Instructions to follow: Return the whole listing, keeping every character the same.

Data entries
'''

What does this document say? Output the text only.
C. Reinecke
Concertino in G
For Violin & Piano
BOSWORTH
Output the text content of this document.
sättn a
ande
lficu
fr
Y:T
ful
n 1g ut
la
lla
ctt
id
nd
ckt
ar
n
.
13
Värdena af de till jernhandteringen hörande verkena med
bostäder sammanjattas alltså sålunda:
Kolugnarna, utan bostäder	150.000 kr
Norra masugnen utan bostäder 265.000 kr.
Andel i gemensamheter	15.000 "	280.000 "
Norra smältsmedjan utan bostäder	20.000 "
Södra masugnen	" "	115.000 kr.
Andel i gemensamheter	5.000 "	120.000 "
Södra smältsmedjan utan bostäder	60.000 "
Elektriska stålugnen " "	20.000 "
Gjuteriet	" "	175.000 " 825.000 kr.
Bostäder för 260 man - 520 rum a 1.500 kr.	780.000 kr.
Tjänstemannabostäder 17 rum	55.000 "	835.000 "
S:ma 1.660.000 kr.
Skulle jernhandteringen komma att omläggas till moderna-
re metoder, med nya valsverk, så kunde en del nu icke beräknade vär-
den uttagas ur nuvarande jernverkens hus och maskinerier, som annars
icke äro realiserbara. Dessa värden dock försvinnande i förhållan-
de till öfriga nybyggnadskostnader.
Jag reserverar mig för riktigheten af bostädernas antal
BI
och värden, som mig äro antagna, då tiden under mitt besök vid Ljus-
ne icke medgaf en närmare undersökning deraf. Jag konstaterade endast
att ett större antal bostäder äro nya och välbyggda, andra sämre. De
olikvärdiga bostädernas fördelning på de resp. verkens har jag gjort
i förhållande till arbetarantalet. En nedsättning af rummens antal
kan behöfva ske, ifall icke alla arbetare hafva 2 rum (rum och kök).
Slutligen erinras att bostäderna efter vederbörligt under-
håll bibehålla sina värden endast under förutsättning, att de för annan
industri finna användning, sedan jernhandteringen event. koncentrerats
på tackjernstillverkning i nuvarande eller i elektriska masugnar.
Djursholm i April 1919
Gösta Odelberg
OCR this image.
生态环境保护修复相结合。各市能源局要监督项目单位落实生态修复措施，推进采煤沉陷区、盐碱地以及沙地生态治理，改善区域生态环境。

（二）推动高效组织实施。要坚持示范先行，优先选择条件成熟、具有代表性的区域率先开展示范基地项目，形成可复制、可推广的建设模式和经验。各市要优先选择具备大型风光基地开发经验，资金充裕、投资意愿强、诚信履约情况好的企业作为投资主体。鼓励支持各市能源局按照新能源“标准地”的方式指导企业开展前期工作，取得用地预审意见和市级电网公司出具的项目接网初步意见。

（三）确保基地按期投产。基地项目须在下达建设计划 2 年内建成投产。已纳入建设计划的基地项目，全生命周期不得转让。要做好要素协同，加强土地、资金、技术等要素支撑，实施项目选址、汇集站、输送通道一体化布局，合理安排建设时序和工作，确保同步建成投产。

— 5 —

'''

Written solution:
What does this document say? Output the text only.
C. Reinecke
Concertino in G
For Violin & Piano
BOSWORTH
Output the text content of this document.
sättn a
ande
lficu
fr
Y:T
ful
n 1g ut
la
lla
ctt
id
nd
ckt
ar
n
.
13
Värdena af de till jernhandteringen hörande verkena med
bostäder sammanjattas alltså sålunda:
Kolugnarna, utan bostäder	150.000 kr
Norra masugnen utan bostäder 265.000 kr.
Andel i gemensamheter	15.000 "	280.000 "
Norra smältsmedjan utan bostäder	20.000 "
Södra masugnen	" "	115.000 kr.
Andel i gemensamheter	5.000 "	120.000 "
Södra smältsmedjan utan bostäder	60.000 "
Elektriska stålugnen " "	20.000 "
Gjuteriet	" "	175.000 " 825.000 kr.
Bostäder för 260 man - 520 rum a 1.500 kr.	780.000 kr.
Tjänstemannabostäder 17 rum	55.000 "	835.000 "
S:ma 1.660.000 kr.
Skulle jernhandteringen komma att omläggas till moderna-
re metoder, med nya valsverk, så kunde en del nu icke beräknade vär-
den uttagas ur nuvarande jernverkens hus och maskinerier, som annars
icke äro realiserbara. Dessa värden dock försvinnande i förhållan-
de till öfriga nybyggnadskostnader.
Jag reserverar mig för riktigheten af bostädernas antal
BI
och värden, som mig äro antagna, då tiden under mitt besök vid Ljus-
ne icke medgaf en närmare undersökning deraf. Jag konstaterade endast
att ett större antal bostäder äro nya och välbyggda, andra sämre. De
olikvärdiga bostädernas fördelning på de resp. verkens har jag gjort
i förhållande till arbetarantalet. En nedsättning af rummens antal
kan behöfva ske, ifall icke alla arbetare hafva 2 rum (rum och kök).
Slutligen erinras att bostäderna efter vederbörligt under-
håll bibehålla sina värden endast under förutsättning, att de för annan
industri finna användning, sedan jernhandteringen event. koncentrerats
på tackjernstillverkning i nuvarande eller i elektriska masugnar.
Djursholm i April 1919
Gösta Odelberg
OCR this image.
生态环境保护修复相结合。各市能源局要监督项目单位落实生态修复措施，推进采煤沉陷区、盐碱地以及沙地生态治理，改善区域生态环境。

（二）推动高效组织实施。要坚持示范先行，优先选择条件成熟、具有代表性的区域率先开展示范基地项目，形成可复制、可推广的建设模式和经验。各市要优先选择具备大型风光基地开发经验，资金充裕、投资意愿强、诚信履约情况好的企业作为投资主体。鼓励支持各市能源局按照新能源“标准地”的方式指导企业开展前期工作，取得用地预审意见和市级电网公司出具的项目接网初步意见。

（三）确保基地按期投产。基地项目须在下达建设计划 2 年内建成投产。已纳入建设计划的基地项目，全生命周期不得转让。要做好要素协同，加强土地、资金、技术等要素支撑，实施项目选址、汇集站、输送通道一体化布局，合理安排建设时序和工作，确保同步建成投产。

— 5 —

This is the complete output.